What is required: State how many lines include "title", giving the number by itself.

—————

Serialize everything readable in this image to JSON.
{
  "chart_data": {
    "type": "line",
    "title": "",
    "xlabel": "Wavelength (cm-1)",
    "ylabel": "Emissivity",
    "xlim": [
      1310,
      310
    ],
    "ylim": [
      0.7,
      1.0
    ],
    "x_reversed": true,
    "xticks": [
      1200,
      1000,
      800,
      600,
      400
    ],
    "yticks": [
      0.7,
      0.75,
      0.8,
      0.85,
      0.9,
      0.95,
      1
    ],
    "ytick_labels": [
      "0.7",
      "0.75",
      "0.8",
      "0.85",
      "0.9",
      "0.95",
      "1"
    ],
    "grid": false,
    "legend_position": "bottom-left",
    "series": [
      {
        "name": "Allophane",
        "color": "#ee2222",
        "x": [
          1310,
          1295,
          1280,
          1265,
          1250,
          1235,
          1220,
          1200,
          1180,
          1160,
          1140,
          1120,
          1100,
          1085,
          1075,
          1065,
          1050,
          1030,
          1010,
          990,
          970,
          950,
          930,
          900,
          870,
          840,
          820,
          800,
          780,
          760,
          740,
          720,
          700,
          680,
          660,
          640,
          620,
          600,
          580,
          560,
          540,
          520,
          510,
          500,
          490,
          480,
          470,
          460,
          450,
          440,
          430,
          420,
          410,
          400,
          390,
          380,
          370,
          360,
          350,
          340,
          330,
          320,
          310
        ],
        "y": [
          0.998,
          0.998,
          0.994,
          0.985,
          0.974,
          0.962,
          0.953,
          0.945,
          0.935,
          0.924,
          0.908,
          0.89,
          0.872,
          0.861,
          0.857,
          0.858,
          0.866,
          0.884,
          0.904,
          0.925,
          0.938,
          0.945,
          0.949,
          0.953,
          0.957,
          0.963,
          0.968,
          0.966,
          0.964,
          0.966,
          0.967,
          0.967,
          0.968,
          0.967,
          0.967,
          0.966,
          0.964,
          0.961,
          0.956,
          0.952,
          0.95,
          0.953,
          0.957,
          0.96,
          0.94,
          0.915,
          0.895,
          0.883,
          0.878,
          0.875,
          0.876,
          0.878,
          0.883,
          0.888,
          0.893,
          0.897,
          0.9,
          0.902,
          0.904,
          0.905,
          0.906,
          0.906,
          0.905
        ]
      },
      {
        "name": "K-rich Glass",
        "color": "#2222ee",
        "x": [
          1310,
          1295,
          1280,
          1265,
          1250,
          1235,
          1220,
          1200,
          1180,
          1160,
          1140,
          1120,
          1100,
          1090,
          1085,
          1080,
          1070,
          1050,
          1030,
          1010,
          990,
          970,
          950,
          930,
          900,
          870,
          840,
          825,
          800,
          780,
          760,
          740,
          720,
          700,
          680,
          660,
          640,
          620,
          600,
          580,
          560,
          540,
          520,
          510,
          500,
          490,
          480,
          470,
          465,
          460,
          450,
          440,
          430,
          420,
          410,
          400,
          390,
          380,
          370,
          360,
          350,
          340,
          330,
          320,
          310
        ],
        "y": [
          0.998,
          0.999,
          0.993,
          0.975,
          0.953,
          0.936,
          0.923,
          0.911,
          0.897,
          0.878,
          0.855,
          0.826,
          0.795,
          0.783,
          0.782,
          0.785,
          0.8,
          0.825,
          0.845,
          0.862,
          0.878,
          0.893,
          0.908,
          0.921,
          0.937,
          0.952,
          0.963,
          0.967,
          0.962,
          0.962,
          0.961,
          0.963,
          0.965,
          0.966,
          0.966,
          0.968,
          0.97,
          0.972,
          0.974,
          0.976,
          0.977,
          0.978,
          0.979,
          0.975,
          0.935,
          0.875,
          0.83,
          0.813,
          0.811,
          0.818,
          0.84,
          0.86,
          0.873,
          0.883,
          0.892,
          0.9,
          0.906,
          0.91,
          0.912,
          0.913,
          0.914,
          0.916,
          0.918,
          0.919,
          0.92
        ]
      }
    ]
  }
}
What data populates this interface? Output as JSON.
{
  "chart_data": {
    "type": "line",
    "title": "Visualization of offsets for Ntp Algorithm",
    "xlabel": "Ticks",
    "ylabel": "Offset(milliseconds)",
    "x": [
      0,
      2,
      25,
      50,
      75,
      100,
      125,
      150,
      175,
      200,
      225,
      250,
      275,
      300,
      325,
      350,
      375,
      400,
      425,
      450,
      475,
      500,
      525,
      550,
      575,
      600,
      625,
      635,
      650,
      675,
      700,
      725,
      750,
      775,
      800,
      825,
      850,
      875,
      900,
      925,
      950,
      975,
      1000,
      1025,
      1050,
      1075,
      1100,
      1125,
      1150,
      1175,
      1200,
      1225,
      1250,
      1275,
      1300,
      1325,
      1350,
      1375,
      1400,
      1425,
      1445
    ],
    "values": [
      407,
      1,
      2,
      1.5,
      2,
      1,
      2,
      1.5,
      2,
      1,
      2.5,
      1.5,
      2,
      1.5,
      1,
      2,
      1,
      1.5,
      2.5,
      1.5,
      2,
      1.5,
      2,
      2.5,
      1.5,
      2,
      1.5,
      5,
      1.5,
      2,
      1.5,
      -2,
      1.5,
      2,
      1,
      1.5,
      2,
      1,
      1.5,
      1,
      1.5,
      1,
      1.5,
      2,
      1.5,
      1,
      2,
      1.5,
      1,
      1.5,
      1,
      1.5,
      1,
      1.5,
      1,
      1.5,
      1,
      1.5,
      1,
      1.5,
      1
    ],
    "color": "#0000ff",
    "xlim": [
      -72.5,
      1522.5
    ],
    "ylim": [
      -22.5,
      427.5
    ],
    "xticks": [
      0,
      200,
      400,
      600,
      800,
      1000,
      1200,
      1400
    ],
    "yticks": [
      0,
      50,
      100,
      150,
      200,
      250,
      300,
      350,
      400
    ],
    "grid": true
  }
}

—————

Output of the exercise: 2